Stored records ▸
◇ ◇ ◇ ◇ ◇ ◇ ◇

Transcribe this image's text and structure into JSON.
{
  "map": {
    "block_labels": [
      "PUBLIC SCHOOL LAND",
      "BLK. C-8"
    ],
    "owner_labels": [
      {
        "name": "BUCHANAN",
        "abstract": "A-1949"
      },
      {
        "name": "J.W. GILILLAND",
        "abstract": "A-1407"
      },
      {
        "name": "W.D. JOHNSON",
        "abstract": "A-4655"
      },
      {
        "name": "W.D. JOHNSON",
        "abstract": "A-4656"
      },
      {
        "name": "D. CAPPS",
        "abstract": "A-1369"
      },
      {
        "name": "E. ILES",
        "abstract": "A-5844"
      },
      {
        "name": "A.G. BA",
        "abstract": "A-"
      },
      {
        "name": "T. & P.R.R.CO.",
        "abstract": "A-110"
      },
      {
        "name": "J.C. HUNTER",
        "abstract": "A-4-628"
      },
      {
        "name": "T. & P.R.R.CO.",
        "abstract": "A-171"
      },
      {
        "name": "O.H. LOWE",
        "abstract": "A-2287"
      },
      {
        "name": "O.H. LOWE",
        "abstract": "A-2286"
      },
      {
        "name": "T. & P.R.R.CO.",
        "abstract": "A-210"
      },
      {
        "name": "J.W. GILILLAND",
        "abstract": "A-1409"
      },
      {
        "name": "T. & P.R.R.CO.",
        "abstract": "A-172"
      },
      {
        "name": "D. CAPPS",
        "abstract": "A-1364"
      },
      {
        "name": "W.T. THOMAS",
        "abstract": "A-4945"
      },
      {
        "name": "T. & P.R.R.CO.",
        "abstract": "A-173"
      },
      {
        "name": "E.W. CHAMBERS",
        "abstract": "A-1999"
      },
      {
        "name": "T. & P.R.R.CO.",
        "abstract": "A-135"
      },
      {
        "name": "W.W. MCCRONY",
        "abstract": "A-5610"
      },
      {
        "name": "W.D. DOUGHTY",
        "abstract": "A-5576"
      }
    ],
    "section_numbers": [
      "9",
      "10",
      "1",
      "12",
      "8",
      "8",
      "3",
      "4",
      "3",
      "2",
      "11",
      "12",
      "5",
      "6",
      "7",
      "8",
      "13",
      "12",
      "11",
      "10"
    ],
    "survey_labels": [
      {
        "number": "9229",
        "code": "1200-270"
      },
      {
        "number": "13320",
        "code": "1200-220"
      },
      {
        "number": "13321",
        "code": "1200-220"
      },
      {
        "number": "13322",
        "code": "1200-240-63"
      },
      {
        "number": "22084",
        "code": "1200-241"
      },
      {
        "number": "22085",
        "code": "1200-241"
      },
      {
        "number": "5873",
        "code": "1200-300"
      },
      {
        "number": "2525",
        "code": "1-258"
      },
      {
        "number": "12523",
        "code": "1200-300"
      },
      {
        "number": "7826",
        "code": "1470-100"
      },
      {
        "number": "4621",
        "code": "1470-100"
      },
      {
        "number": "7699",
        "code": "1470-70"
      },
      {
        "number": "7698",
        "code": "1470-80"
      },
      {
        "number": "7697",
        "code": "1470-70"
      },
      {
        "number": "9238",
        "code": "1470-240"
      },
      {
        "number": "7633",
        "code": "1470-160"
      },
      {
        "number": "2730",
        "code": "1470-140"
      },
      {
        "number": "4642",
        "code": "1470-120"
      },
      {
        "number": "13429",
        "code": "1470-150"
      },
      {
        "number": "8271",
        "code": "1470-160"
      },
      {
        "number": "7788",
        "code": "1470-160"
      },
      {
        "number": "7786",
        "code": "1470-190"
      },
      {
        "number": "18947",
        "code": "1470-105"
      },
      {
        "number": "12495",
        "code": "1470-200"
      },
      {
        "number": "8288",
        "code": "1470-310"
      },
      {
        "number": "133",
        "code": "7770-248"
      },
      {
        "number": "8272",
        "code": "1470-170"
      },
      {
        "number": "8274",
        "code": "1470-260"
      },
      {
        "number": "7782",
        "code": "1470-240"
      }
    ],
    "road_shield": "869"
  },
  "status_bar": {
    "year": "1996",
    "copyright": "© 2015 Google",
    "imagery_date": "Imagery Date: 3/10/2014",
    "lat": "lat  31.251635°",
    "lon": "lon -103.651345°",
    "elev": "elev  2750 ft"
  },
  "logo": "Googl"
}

◇ ◇ ◇ ◇ ◇ ◇ ◇

Exercise ▸ Retype the listing. Match it exactly.

Complete answer ▸
Transcribe this image's text and structure into JSON.
{
  "map": {
    "block_labels": [
      "PUBLIC SCHOOL LAND",
      "BLK. C-8"
    ],
    "owner_labels": [
      {
        "name": "BUCHANAN",
        "abstract": "A-1949"
      },
      {
        "name": "J.W. GILILLAND",
        "abstract": "A-1407"
      },
      {
        "name": "W.D. JOHNSON",
        "abstract": "A-4655"
      },
      {
        "name": "W.D. JOHNSON",
        "abstract": "A-4656"
      },
      {
        "name": "D. CAPPS",
        "abstract": "A-1369"
      },
      {
        "name": "E. ILES",
        "abstract": "A-5844"
      },
      {
        "name": "A.G. BA",
        "abstract": "A-"
      },
      {
        "name": "T. & P.R.R.CO.",
        "abstract": "A-110"
      },
      {
        "name": "J.C. HUNTER",
        "abstract": "A-4-628"
      },
      {
        "name": "T. & P.R.R.CO.",
        "abstract": "A-171"
      },
      {
        "name": "O.H. LOWE",
        "abstract": "A-2287"
      },
      {
        "name": "O.H. LOWE",
        "abstract": "A-2286"
      },
      {
        "name": "T. & P.R.R.CO.",
        "abstract": "A-210"
      },
      {
        "name": "J.W. GILILLAND",
        "abstract": "A-1409"
      },
      {
        "name": "T. & P.R.R.CO.",
        "abstract": "A-172"
      },
      {
        "name": "D. CAPPS",
        "abstract": "A-1364"
      },
      {
        "name": "W.T. THOMAS",
        "abstract": "A-4945"
      },
      {
        "name": "T. & P.R.R.CO.",
        "abstract": "A-173"
      },
      {
        "name": "E.W. CHAMBERS",
        "abstract": "A-1999"
      },
      {
        "name": "T. & P.R.R.CO.",
        "abstract": "A-135"
      },
      {
        "name": "W.W. MCCRONY",
        "abstract": "A-5610"
      },
      {
        "name": "W.D. DOUGHTY",
        "abstract": "A-5576"
      }
    ],
    "section_numbers": [
      "9",
      "10",
      "1",
      "12",
      "8",
      "8",
      "3",
      "4",
      "3",
      "2",
      "11",
      "12",
      "5",
      "6",
      "7",
      "8",
      "13",
      "12",
      "11",
      "10"
    ],
    "survey_labels": [
      {
        "number": "9229",
        "code": "1200-270"
      },
      {
        "number": "13320",
        "code": "1200-220"
      },
      {
        "number": "13321",
        "code": "1200-220"
      },
      {
        "number": "13322",
        "code": "1200-240-63"
      },
      {
        "number": "22084",
        "code": "1200-241"
      },
      {
        "number": "22085",
        "code": "1200-241"
      },
      {
        "number": "5873",
        "code": "1200-300"
      },
      {
        "number": "2525",
        "code": "1-258"
      },
      {
        "number": "12523",
        "code": "1200-300"
      },
      {
        "number": "7826",
        "code": "1470-100"
      },
      {
        "number": "4621",
        "code": "1470-100"
      },
      {
        "number": "7699",
        "code": "1470-70"
      },
      {
        "number": "7698",
        "code": "1470-80"
      },
      {
        "number": "7697",
        "code": "1470-70"
      },
      {
        "number": "9238",
        "code": "1470-240"
      },
      {
        "number": "7633",
        "code": "1470-160"
      },
      {
        "number": "2730",
        "code": "1470-140"
      },
      {
        "number": "4642",
        "code": "1470-120"
      },
      {
        "number": "13429",
        "code": "1470-150"
      },
      {
        "number": "8271",
        "code": "1470-160"
      },
      {
        "number": "7788",
        "code": "1470-160"
      },
      {
        "number": "7786",
        "code": "1470-190"
      },
      {
        "number": "18947",
        "code": "1470-105"
      },
      {
        "number": "12495",
        "code": "1470-200"
      },
      {
        "number": "8288",
        "code": "1470-310"
      },
      {
        "number": "133",
        "code": "7770-248"
      },
      {
        "number": "8272",
        "code": "1470-170"
      },
      {
        "number": "8274",
        "code": "1470-260"
      },
      {
        "number": "7782",
        "code": "1470-240"
      }
    ],
    "road_shield": "869"
  },
  "status_bar": {
    "year": "1996",
    "copyright": "© 2015 Google",
    "imagery_date": "Imagery Date: 3/10/2014",
    "lat": "lat  31.251635°",
    "lon": "lon -103.651345°",
    "elev": "elev  2750 ft"
  },
  "logo": "Googl"
}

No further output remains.